EXERCISE REQUIREMENTS
Go through the material and write it all out exactly, minus the pictures.

LISTING
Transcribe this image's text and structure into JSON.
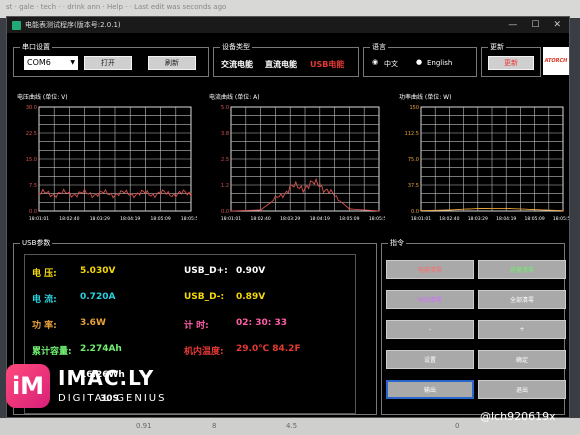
{
  "background": {
    "top_text": "st · gale · tech · · drink ann · Help · · Last edit was seconds ago",
    "bottom": {
      "v1": "0.91",
      "v2": "8",
      "v3": "4.5",
      "v4": "0"
    }
  },
  "window": {
    "title": "电能表测试程序(版本号:2.0.1)",
    "minimize_icon": "—",
    "maximize_icon": "☐",
    "close_icon": "✕"
  },
  "serial": {
    "title": "串口设置",
    "port": "COM6",
    "open": "打开",
    "refresh": "刷新"
  },
  "device": {
    "title": "设备类型",
    "ac": "交流电能",
    "dc": "直流电能",
    "usb": "USB电能"
  },
  "language": {
    "title": "语言",
    "zh": "中文",
    "en": "English",
    "selected": "zh"
  },
  "update": {
    "title": "更新",
    "button": "更新",
    "logo": "ATORCH"
  },
  "charts": [
    {
      "title": "电压曲线 (单位: V)",
      "color": "#d9534f",
      "yticks": [
        "30.0",
        "22.5",
        "15.0",
        "7.5",
        "0.0"
      ],
      "xticks": [
        "18:01:01",
        "18:02:40",
        "18:03:29",
        "18:04:19",
        "18:05:09",
        "18:05:59"
      ]
    },
    {
      "title": "电流曲线 (单位: A)",
      "color": "#d9534f",
      "yticks": [
        "5.0",
        "3.8",
        "2.5",
        "1.2",
        "0.0"
      ],
      "xticks": [
        "18:01:01",
        "18:02:40",
        "18:03:29",
        "18:04:19",
        "18:05:09",
        "18:05:59"
      ]
    },
    {
      "title": "功率曲线 (单位: W)",
      "color": "#e8a23a",
      "yticks": [
        "150",
        "112.5",
        "75.0",
        "37.5",
        "0.0"
      ],
      "xticks": [
        "18:01:01",
        "18:02:40",
        "18:03:29",
        "18:04:19",
        "18:05:09",
        "18:05:59"
      ]
    }
  ],
  "chart_data": [
    {
      "type": "line",
      "title": "电压曲线 (单位: V)",
      "ylim": [
        0,
        30
      ],
      "x": [
        "18:01:01",
        "18:02:40",
        "18:03:29",
        "18:04:19",
        "18:05:09",
        "18:05:59"
      ],
      "series": [
        {
          "values": [
            5.0,
            5.0,
            5.0,
            5.0,
            5.0,
            5.0
          ]
        }
      ]
    },
    {
      "type": "line",
      "title": "电流曲线 (单位: A)",
      "ylim": [
        0,
        5
      ],
      "x": [
        "18:01:01",
        "18:02:40",
        "18:03:29",
        "18:04:19",
        "18:05:09",
        "18:05:59"
      ],
      "series": [
        {
          "values": [
            0.0,
            0.05,
            1.1,
            1.3,
            0.1,
            0.0
          ]
        }
      ]
    },
    {
      "type": "line",
      "title": "功率曲线 (单位: W)",
      "ylim": [
        0,
        150
      ],
      "x": [
        "18:01:01",
        "18:02:40",
        "18:03:29",
        "18:04:19",
        "18:05:09",
        "18:05:59"
      ],
      "series": [
        {
          "values": [
            0.5,
            1.5,
            3.6,
            3.8,
            2.0,
            0.5
          ]
        }
      ]
    }
  ],
  "usb": {
    "title": "USB参数",
    "voltage_label": "电    压:",
    "voltage": "5.030V",
    "current_label": "电    流:",
    "current": "0.720A",
    "power_label": "功    率:",
    "power": "3.6W",
    "capacity_label": "累计容量:",
    "capacity": "2.274Ah",
    "energy": "16.26Wh",
    "partial": "30S",
    "dplus_label": "USB_D+:",
    "dplus": "0.90V",
    "dminus_label": "USB_D-:",
    "dminus": "0.89V",
    "timer_label": "计    时:",
    "timer": "02: 30: 33",
    "temp_label": "机内温度:",
    "temp": "29.0℃ 84.2F"
  },
  "commands": {
    "title": "指令",
    "b1": "电能清零",
    "b2": "容量清零",
    "b3": "时间清零",
    "b4": "全部清零",
    "b5": "-",
    "b6": "+",
    "b7": "设置",
    "b8": "确定",
    "b9": "输出",
    "b10": "退出"
  },
  "watermark": {
    "logo": "iM",
    "brand": "IMAC.LY",
    "sub": "DIGITAL GENIUS",
    "user": "@lch920619x"
  },
  "colors": {
    "accent_red": "#e53935",
    "yellow": "#f5d90a",
    "cyan": "#2ad1e0",
    "pink": "#ff5fa8",
    "purple": "#c98cff",
    "green": "#6ff06f",
    "grid": "#bdbdbd"
  }
}
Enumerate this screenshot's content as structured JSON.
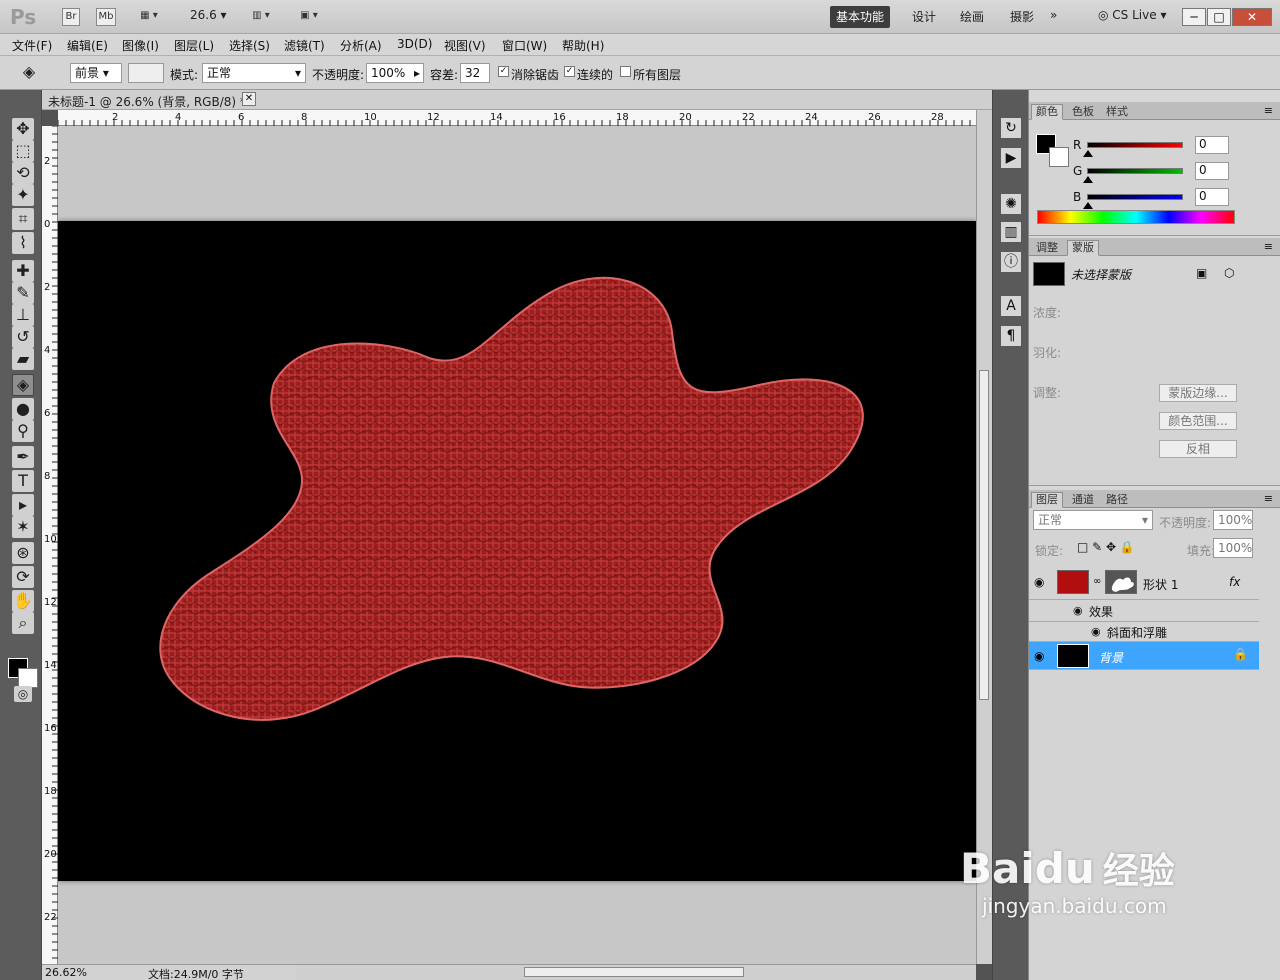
{
  "app": {
    "logo": "Ps",
    "bridge_label": "Br",
    "minibridge_label": "Mb",
    "zoom_value": "26.6",
    "workspace_tabs": [
      {
        "label": "基本功能",
        "active": true
      },
      {
        "label": "设计",
        "active": false
      },
      {
        "label": "绘画",
        "active": false
      },
      {
        "label": "摄影",
        "active": false
      }
    ],
    "more": "»",
    "cs_live": "CS Live",
    "window_controls": [
      "─",
      "□",
      "✕"
    ]
  },
  "menu": [
    "文件(F)",
    "编辑(E)",
    "图像(I)",
    "图层(L)",
    "选择(S)",
    "滤镜(T)",
    "分析(A)",
    "3D(D)",
    "视图(V)",
    "窗口(W)",
    "帮助(H)"
  ],
  "options": {
    "fill_source": "前景",
    "mode_label": "模式:",
    "mode_value": "正常",
    "opacity_label": "不透明度:",
    "opacity_value": "100%",
    "tolerance_label": "容差:",
    "tolerance_value": "32",
    "antialias_label": "消除锯齿",
    "contiguous_label": "连续的",
    "all_layers_label": "所有图层"
  },
  "document": {
    "tab_title": "未标题-1 @ 26.6% (背景, RGB/8) *",
    "close": "✕",
    "status_zoom": "26.62%",
    "status_doc": "文档:24.9M/0 字节"
  },
  "ruler": {
    "top_ticks": [
      "2",
      "4",
      "6",
      "8",
      "10",
      "12",
      "14",
      "16",
      "18",
      "20",
      "22",
      "24",
      "26",
      "28"
    ],
    "left_ticks": [
      "2",
      "0",
      "2",
      "4",
      "6",
      "8",
      "10",
      "12",
      "14",
      "16",
      "18",
      "20",
      "22"
    ]
  },
  "panels": {
    "color": {
      "tabs": [
        "颜色",
        "色板",
        "样式"
      ],
      "channels": [
        {
          "name": "R",
          "value": "0",
          "color": "#ff0000"
        },
        {
          "name": "G",
          "value": "0",
          "color": "#00c000"
        },
        {
          "name": "B",
          "value": "0",
          "color": "#0000ff"
        }
      ]
    },
    "mask": {
      "tabs": [
        "调整",
        "蒙版"
      ],
      "title": "未选择蒙版",
      "density": "浓度:",
      "feather": "羽化:",
      "refine": "调整:",
      "buttons": [
        "蒙版边缘...",
        "颜色范围...",
        "反相"
      ]
    },
    "layers": {
      "tabs": [
        "图层",
        "通道",
        "路径"
      ],
      "blend_mode": "正常",
      "opacity_label": "不透明度:",
      "opacity_value": "100%",
      "lock_label": "锁定:",
      "fill_label": "填充:",
      "fill_value": "100%",
      "items": [
        {
          "name": "形状 1",
          "fx": "fx",
          "effect": "效果",
          "subeffect": "斜面和浮雕"
        },
        {
          "name": "背景"
        }
      ]
    }
  },
  "watermark": {
    "brand": "Bai",
    "brand_suffix": "du",
    "product": "经验",
    "url": "jingyan.baidu.com"
  }
}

ANSWER TO THIS TASK
Transcribe this image's text and structure into JSON.
{
  "background": {
    "top_text": "st · gale · tech · · drink ann · Help · · Last edit was seconds ago",
    "bottom": {
      "v1": "0.91",
      "v2": "8",
      "v3": "4.5",
      "v4": "0"
    }
  },
  "window": {
    "title": "电能表测试程序(版本号:2.0.1)",
    "minimize_icon": "—",
    "maximize_icon": "☐",
    "close_icon": "✕"
  },
  "serial": {
    "title": "串口设置",
    "port": "COM6",
    "open": "打开",
    "refresh": "刷新"
  },
  "device": {
    "title": "设备类型",
    "ac": "交流电能",
    "dc": "直流电能",
    "usb": "USB电能"
  },
  "language": {
    "title": "语言",
    "zh": "中文",
    "en": "English",
    "selected": "zh"
  },
  "update": {
    "title": "更新",
    "button": "更新",
    "logo": "ATORCH"
  },
  "charts": [
    {
      "title": "电压曲线 (单位: V)",
      "color": "#d9534f",
      "yticks": [
        "30.0",
        "22.5",
        "15.0",
        "7.5",
        "0.0"
      ],
      "xticks": [
        "18:01:01",
        "18:02:40",
        "18:03:29",
        "18:04:19",
        "18:05:09",
        "18:05:59"
      ]
    },
    {
      "title": "电流曲线 (单位: A)",
      "color": "#d9534f",
      "yticks": [
        "5.0",
        "3.8",
        "2.5",
        "1.2",
        "0.0"
      ],
      "xticks": [
        "18:01:01",
        "18:02:40",
        "18:03:29",
        "18:04:19",
        "18:05:09",
        "18:05:59"
      ]
    },
    {
      "title": "功率曲线 (单位: W)",
      "color": "#e8a23a",
      "yticks": [
        "150",
        "112.5",
        "75.0",
        "37.5",
        "0.0"
      ],
      "xticks": [
        "18:01:01",
        "18:02:40",
        "18:03:29",
        "18:04:19",
        "18:05:09",
        "18:05:59"
      ]
    }
  ],
  "chart_data": [
    {
      "type": "line",
      "title": "电压曲线 (单位: V)",
      "ylim": [
        0,
        30
      ],
      "x": [
        "18:01:01",
        "18:02:40",
        "18:03:29",
        "18:04:19",
        "18:05:09",
        "18:05:59"
      ],
      "series": [
        {
          "values": [
            5.0,
            5.0,
            5.0,
            5.0,
            5.0,
            5.0
          ]
        }
      ]
    },
    {
      "type": "line",
      "title": "电流曲线 (单位: A)",
      "ylim": [
        0,
        5
      ],
      "x": [
        "18:01:01",
        "18:02:40",
        "18:03:29",
        "18:04:19",
        "18:05:09",
        "18:05:59"
      ],
      "series": [
        {
          "values": [
            0.0,
            0.05,
            1.1,
            1.3,
            0.1,
            0.0
          ]
        }
      ]
    },
    {
      "type": "line",
      "title": "功率曲线 (单位: W)",
      "ylim": [
        0,
        150
      ],
      "x": [
        "18:01:01",
        "18:02:40",
        "18:03:29",
        "18:04:19",
        "18:05:09",
        "18:05:59"
      ],
      "series": [
        {
          "values": [
            0.5,
            1.5,
            3.6,
            3.8,
            2.0,
            0.5
          ]
        }
      ]
    }
  ],
  "usb": {
    "title": "USB参数",
    "voltage_label": "电    压:",
    "voltage": "5.030V",
    "current_label": "电    流:",
    "current": "0.720A",
    "power_label": "功    率:",
    "power": "3.6W",
    "capacity_label": "累计容量:",
    "capacity": "2.274Ah",
    "energy": "16.26Wh",
    "partial": "30S",
    "dplus_label": "USB_D+:",
    "dplus": "0.90V",
    "dminus_label": "USB_D-:",
    "dminus": "0.89V",
    "timer_label": "计    时:",
    "timer": "02: 30: 33",
    "temp_label": "机内温度:",
    "temp": "29.0℃ 84.2F"
  },
  "commands": {
    "title": "指令",
    "b1": "电能清零",
    "b2": "容量清零",
    "b3": "时间清零",
    "b4": "全部清零",
    "b5": "-",
    "b6": "+",
    "b7": "设置",
    "b8": "确定",
    "b9": "输出",
    "b10": "退出"
  },
  "watermark": {
    "logo": "iM",
    "brand": "IMAC.LY",
    "sub": "DIGITAL GENIUS",
    "user": "@lch920619x"
  },
  "colors": {
    "accent_red": "#e53935",
    "yellow": "#f5d90a",
    "cyan": "#2ad1e0",
    "pink": "#ff5fa8",
    "purple": "#c98cff",
    "green": "#6ff06f",
    "grid": "#bdbdbd"
  }
}
Enumerate this screenshot's content as structured JSON.
{
  "app": {
    "logo": "Ps",
    "bridge_label": "Br",
    "minibridge_label": "Mb",
    "zoom_value": "26.6",
    "workspace_tabs": [
      {
        "label": "基本功能",
        "active": true
      },
      {
        "label": "设计",
        "active": false
      },
      {
        "label": "绘画",
        "active": false
      },
      {
        "label": "摄影",
        "active": false
      }
    ],
    "more": "»",
    "cs_live": "CS Live",
    "window_controls": [
      "─",
      "□",
      "✕"
    ]
  },
  "menu": [
    "文件(F)",
    "编辑(E)",
    "图像(I)",
    "图层(L)",
    "选择(S)",
    "滤镜(T)",
    "分析(A)",
    "3D(D)",
    "视图(V)",
    "窗口(W)",
    "帮助(H)"
  ],
  "options": {
    "fill_source": "前景",
    "mode_label": "模式:",
    "mode_value": "正常",
    "opacity_label": "不透明度:",
    "opacity_value": "100%",
    "tolerance_label": "容差:",
    "tolerance_value": "32",
    "antialias_label": "消除锯齿",
    "contiguous_label": "连续的",
    "all_layers_label": "所有图层"
  },
  "document": {
    "tab_title": "未标题-1 @ 26.6% (背景, RGB/8) *",
    "close": "✕",
    "status_zoom": "26.62%",
    "status_doc": "文档:24.9M/0 字节"
  },
  "ruler": {
    "top_ticks": [
      "2",
      "4",
      "6",
      "8",
      "10",
      "12",
      "14",
      "16",
      "18",
      "20",
      "22",
      "24",
      "26",
      "28"
    ],
    "left_ticks": [
      "2",
      "0",
      "2",
      "4",
      "6",
      "8",
      "10",
      "12",
      "14",
      "16",
      "18",
      "20",
      "22"
    ]
  },
  "panels": {
    "color": {
      "tabs": [
        "颜色",
        "色板",
        "样式"
      ],
      "channels": [
        {
          "name": "R",
          "value": "0",
          "color": "#ff0000"
        },
        {
          "name": "G",
          "value": "0",
          "color": "#00c000"
        },
        {
          "name": "B",
          "value": "0",
          "color": "#0000ff"
        }
      ]
    },
    "mask": {
      "tabs": [
        "调整",
        "蒙版"
      ],
      "title": "未选择蒙版",
      "density": "浓度:",
      "feather": "羽化:",
      "refine": "调整:",
      "buttons": [
        "蒙版边缘...",
        "颜色范围...",
        "反相"
      ]
    },
    "layers": {
      "tabs": [
        "图层",
        "通道",
        "路径"
      ],
      "blend_mode": "正常",
      "opacity_label": "不透明度:",
      "opacity_value": "100%",
      "lock_label": "锁定:",
      "fill_label": "填充:",
      "fill_value": "100%",
      "items": [
        {
          "name": "形状 1",
          "fx": "fx",
          "effect": "效果",
          "subeffect": "斜面和浮雕"
        },
        {
          "name": "背景"
        }
      ]
    }
  },
  "watermark": {
    "brand": "Bai",
    "brand_suffix": "du",
    "product": "经验",
    "url": "jingyan.baidu.com"
  }
}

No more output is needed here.